* SOURCE MATERIAL
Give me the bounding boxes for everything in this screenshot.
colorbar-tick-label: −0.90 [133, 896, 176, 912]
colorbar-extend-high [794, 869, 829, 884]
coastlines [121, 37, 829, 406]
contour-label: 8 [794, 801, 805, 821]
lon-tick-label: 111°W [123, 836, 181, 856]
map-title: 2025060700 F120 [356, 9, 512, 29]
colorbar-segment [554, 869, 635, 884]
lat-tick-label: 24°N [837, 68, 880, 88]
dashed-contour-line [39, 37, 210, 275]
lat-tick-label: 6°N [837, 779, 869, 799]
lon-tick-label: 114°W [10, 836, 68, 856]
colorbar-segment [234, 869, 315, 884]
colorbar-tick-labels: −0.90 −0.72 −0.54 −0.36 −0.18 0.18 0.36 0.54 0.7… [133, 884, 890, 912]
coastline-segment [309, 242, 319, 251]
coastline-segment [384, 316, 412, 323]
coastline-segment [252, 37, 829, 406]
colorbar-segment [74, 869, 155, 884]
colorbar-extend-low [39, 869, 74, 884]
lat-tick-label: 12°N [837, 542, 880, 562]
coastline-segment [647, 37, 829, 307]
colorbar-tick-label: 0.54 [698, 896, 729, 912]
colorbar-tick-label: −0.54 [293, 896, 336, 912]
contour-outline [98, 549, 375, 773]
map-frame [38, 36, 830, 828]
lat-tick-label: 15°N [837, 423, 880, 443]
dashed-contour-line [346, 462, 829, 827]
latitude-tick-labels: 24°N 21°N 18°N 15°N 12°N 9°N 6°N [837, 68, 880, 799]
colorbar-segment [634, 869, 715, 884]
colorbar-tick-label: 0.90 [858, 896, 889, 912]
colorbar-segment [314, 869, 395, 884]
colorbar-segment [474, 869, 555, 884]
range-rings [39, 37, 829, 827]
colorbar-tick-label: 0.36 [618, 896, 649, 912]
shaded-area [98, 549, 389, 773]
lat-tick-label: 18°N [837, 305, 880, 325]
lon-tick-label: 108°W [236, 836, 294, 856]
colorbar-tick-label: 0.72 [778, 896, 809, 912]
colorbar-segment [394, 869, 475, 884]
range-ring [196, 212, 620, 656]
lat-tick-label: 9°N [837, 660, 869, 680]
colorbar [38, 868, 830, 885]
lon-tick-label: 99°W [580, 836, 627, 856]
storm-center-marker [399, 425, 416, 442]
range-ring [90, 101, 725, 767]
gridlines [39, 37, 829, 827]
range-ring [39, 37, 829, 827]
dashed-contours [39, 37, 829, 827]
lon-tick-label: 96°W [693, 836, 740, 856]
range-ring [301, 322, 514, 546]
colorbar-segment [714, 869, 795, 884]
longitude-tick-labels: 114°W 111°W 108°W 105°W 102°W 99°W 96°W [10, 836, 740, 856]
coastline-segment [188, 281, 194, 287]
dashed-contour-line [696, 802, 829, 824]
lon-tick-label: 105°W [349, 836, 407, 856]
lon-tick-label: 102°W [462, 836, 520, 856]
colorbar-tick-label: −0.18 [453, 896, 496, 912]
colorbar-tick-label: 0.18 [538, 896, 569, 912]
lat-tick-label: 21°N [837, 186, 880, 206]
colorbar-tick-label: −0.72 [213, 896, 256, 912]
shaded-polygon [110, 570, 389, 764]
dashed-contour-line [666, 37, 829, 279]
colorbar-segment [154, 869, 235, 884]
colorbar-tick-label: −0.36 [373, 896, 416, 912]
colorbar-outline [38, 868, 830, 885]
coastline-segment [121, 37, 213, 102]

* EXERCISE DESCRIPTION
Output the records unchanged, from their first line up to and including the line that contains "coastline-segment [309, 242, 319, 251]".

* RESPONSE TO THE EXERCISE
Give me the bounding boxes for everything in this screenshot.
colorbar-tick-label: −0.90 [133, 896, 176, 912]
colorbar-extend-high [794, 869, 829, 884]
coastlines [121, 37, 829, 406]
contour-label: 8 [794, 801, 805, 821]
lon-tick-label: 111°W [123, 836, 181, 856]
map-title: 2025060700 F120 [356, 9, 512, 29]
colorbar-segment [554, 869, 635, 884]
lat-tick-label: 24°N [837, 68, 880, 88]
dashed-contour-line [39, 37, 210, 275]
lat-tick-label: 6°N [837, 779, 869, 799]
lon-tick-label: 114°W [10, 836, 68, 856]
colorbar-segment [234, 869, 315, 884]
colorbar-tick-labels: −0.90 −0.72 −0.54 −0.36 −0.18 0.18 0.36 0.54 0.7… [133, 884, 890, 912]
coastline-segment [309, 242, 319, 251]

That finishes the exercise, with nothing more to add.